Dataset listings of figures >>
------------------------------------------------------------

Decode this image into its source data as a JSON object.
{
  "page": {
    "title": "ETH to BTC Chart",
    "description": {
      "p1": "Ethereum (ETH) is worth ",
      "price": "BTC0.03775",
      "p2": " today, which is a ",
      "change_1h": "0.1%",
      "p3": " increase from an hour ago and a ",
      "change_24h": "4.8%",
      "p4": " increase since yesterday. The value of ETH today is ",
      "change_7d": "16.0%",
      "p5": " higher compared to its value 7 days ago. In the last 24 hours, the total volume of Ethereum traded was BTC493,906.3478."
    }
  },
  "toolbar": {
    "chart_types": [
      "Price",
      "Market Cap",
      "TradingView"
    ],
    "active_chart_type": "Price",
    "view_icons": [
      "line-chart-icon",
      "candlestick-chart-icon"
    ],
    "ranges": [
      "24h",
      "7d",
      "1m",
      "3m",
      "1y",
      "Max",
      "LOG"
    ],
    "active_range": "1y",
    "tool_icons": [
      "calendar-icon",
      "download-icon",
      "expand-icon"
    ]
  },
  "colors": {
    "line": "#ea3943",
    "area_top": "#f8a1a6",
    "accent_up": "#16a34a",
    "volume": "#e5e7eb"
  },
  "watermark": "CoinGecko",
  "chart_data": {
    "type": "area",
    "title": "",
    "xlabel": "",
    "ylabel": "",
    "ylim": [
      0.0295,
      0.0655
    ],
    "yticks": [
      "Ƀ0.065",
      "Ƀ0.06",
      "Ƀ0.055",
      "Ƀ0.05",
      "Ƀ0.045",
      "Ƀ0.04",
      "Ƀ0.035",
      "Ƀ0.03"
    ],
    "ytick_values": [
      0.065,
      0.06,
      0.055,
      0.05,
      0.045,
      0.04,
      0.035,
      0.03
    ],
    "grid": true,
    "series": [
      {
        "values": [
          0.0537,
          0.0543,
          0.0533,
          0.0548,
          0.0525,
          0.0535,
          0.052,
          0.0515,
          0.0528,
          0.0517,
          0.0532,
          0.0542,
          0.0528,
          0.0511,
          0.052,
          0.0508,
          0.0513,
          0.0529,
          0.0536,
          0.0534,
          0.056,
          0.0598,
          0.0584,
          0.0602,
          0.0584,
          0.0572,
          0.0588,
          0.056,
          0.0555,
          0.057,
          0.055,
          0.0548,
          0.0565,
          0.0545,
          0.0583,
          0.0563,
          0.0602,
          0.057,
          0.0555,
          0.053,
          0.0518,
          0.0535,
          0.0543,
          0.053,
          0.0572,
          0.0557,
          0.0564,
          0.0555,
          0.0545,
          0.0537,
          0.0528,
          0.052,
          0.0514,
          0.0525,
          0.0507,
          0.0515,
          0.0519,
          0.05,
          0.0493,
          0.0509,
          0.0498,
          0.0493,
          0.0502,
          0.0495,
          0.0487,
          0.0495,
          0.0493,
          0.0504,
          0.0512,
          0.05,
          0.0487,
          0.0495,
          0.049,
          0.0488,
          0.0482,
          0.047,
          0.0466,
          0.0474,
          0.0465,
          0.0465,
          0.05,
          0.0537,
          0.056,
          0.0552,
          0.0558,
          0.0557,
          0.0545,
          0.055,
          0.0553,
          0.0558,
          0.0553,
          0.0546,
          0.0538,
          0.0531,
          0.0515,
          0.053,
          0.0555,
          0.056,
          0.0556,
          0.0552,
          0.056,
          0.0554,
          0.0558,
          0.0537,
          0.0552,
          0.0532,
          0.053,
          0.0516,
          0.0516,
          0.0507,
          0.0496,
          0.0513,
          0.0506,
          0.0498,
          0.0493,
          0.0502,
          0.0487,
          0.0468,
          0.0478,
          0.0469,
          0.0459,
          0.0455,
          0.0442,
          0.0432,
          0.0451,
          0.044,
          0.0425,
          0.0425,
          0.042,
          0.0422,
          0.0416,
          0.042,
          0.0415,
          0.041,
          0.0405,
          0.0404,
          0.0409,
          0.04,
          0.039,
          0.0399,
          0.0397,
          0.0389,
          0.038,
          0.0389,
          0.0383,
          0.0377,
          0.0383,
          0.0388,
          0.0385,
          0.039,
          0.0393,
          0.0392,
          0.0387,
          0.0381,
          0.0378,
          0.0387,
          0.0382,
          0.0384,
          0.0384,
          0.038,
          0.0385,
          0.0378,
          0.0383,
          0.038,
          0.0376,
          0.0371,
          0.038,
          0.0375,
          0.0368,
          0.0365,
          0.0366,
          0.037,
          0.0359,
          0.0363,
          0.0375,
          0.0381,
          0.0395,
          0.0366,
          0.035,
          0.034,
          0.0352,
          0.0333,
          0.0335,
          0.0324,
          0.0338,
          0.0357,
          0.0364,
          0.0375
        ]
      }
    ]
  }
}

------------------------------------------------------------

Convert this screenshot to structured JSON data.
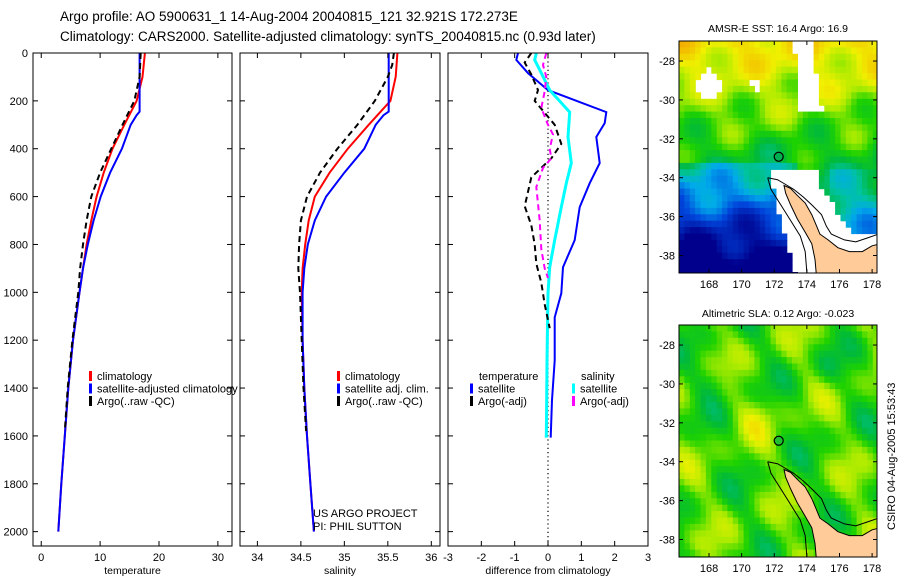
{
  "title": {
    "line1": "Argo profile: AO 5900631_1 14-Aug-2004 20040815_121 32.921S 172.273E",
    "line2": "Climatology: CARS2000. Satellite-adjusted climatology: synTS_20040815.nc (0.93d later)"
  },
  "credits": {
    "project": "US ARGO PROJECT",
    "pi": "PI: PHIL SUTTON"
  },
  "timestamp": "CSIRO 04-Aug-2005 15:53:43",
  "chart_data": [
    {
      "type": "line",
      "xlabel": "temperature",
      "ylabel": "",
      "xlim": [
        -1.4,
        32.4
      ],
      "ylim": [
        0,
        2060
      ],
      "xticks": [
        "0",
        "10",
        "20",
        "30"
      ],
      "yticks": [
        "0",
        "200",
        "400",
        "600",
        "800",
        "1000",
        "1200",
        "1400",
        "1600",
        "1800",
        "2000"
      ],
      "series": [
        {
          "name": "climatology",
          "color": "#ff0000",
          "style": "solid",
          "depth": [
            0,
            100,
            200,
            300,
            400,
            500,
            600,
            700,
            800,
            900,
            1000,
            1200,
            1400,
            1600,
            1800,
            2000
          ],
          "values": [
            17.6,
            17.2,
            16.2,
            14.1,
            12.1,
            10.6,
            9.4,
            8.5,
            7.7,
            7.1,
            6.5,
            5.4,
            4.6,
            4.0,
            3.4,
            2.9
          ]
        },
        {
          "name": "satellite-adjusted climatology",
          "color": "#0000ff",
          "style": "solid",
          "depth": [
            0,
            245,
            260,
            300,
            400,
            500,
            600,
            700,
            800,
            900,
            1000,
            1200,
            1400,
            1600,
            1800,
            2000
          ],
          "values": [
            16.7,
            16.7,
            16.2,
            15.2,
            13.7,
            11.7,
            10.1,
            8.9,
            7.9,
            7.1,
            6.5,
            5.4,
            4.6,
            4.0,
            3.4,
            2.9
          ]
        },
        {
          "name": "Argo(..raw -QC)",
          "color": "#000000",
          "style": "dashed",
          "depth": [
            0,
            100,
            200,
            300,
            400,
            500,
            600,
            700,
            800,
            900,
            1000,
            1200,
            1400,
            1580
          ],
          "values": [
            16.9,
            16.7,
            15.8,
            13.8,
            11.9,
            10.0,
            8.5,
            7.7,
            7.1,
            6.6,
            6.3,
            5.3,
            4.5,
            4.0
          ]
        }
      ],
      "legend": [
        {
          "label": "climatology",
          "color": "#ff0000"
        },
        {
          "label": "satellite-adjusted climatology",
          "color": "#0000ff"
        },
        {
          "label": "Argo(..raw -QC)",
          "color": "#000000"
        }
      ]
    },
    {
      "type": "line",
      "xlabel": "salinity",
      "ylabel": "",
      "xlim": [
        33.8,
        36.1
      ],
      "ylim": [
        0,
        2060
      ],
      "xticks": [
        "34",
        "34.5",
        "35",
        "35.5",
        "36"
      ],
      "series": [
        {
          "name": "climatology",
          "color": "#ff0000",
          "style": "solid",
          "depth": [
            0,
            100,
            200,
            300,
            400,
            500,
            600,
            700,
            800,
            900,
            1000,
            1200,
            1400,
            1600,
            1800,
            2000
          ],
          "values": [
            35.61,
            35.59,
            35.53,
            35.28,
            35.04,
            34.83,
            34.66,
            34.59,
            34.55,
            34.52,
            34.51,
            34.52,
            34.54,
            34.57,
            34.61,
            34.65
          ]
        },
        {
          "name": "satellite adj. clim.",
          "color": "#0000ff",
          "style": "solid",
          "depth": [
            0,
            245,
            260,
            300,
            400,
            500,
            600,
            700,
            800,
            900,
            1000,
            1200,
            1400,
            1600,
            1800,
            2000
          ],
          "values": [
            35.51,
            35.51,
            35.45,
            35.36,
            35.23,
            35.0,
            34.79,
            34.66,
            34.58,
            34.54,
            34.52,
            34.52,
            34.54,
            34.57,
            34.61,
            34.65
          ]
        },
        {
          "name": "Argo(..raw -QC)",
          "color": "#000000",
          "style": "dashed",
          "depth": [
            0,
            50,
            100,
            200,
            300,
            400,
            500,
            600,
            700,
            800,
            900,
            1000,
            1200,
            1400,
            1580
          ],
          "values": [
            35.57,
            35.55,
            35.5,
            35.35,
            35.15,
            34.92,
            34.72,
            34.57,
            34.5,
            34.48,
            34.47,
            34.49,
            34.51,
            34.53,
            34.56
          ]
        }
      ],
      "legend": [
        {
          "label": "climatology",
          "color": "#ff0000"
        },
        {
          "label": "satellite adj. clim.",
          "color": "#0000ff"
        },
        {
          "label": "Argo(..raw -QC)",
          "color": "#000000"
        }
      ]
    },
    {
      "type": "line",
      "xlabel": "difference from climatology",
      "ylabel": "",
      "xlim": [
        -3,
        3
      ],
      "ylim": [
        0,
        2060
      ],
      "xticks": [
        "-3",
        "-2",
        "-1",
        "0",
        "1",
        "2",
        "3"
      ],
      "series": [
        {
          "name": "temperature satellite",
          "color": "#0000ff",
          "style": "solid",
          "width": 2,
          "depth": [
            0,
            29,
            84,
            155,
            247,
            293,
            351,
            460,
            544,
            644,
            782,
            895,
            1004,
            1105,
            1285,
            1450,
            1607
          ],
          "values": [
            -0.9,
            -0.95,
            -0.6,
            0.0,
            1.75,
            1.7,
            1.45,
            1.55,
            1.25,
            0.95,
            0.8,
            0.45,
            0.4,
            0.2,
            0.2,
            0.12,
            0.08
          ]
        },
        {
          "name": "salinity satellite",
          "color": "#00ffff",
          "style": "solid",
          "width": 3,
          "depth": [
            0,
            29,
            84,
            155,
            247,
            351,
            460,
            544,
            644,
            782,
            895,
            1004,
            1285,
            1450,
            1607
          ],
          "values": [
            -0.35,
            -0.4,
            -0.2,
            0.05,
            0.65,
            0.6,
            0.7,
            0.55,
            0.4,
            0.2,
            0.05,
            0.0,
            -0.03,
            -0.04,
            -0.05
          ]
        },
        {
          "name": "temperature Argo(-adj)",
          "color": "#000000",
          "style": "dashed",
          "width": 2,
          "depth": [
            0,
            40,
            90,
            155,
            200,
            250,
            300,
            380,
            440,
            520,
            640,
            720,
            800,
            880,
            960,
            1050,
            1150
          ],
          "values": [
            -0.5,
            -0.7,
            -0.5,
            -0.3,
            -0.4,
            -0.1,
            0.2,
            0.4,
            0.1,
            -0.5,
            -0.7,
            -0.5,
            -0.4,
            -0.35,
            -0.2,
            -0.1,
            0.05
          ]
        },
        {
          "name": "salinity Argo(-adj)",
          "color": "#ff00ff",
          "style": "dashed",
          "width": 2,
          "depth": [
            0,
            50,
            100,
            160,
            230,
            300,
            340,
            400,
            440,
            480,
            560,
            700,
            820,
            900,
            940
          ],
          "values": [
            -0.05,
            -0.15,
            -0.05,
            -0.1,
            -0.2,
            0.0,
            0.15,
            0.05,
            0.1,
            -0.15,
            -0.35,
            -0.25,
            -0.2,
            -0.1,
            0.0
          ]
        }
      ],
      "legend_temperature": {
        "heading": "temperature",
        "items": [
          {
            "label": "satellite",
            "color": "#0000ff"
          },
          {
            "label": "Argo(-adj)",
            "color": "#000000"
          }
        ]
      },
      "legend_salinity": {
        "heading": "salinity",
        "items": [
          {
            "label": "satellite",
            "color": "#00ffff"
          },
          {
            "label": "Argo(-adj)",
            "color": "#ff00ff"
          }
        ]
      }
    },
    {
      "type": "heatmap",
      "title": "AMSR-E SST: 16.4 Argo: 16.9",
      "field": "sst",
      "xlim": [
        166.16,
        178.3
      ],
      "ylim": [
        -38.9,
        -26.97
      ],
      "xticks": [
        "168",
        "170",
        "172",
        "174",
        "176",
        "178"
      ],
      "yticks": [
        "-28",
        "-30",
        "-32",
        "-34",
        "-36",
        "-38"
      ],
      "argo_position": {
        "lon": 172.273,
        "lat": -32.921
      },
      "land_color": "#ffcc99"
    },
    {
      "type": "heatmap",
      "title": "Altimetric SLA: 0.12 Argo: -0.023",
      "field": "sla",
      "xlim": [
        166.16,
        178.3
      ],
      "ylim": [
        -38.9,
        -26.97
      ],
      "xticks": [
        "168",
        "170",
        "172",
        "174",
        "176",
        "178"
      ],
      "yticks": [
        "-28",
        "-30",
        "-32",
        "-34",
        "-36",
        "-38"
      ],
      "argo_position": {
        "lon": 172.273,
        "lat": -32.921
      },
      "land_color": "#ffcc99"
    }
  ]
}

------------------------------------------------------------

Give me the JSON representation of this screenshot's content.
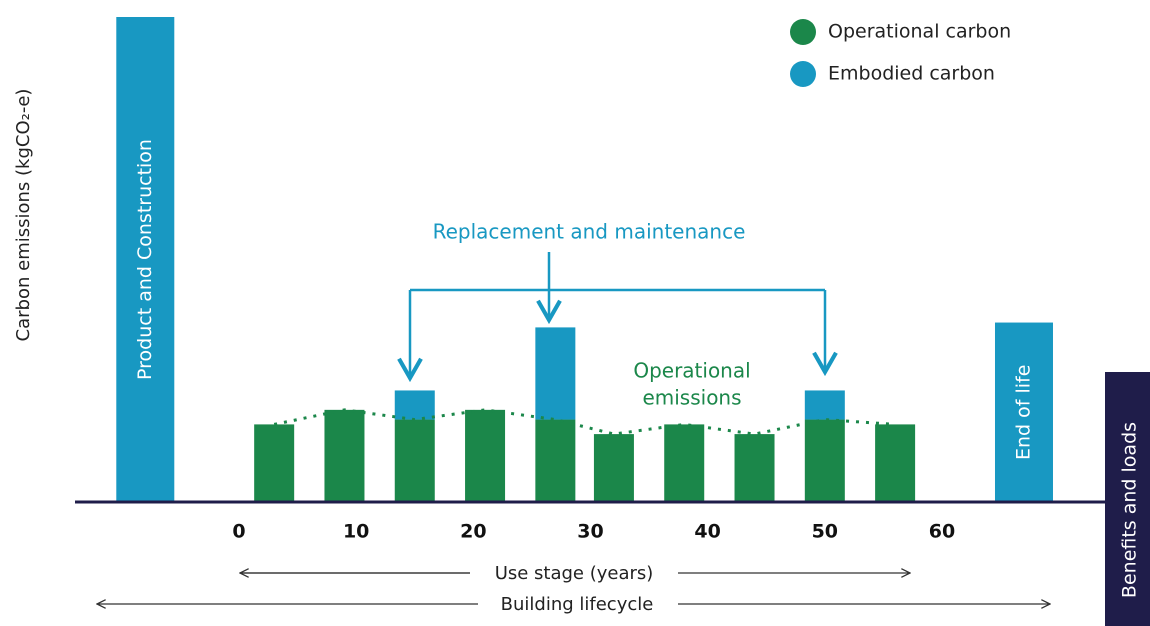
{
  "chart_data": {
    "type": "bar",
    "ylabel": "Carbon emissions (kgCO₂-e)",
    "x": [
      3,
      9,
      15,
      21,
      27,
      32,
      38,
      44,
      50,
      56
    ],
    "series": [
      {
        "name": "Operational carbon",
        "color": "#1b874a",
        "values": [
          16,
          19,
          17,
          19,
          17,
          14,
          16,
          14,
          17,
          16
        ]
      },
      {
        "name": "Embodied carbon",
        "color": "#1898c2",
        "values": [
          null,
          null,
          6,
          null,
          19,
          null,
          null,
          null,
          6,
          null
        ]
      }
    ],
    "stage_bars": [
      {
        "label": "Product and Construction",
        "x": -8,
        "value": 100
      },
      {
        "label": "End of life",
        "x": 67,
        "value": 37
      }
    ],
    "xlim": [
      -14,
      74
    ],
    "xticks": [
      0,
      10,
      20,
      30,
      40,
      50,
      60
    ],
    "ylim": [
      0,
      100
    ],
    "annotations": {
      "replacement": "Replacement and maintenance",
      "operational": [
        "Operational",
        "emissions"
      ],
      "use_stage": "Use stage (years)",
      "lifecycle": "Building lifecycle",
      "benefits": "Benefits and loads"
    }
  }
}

------------------------------------------------------------

Problem >> In the entries above, how many lines hold the word "increase"? State the number and nothing else.

Exercise answer >> 2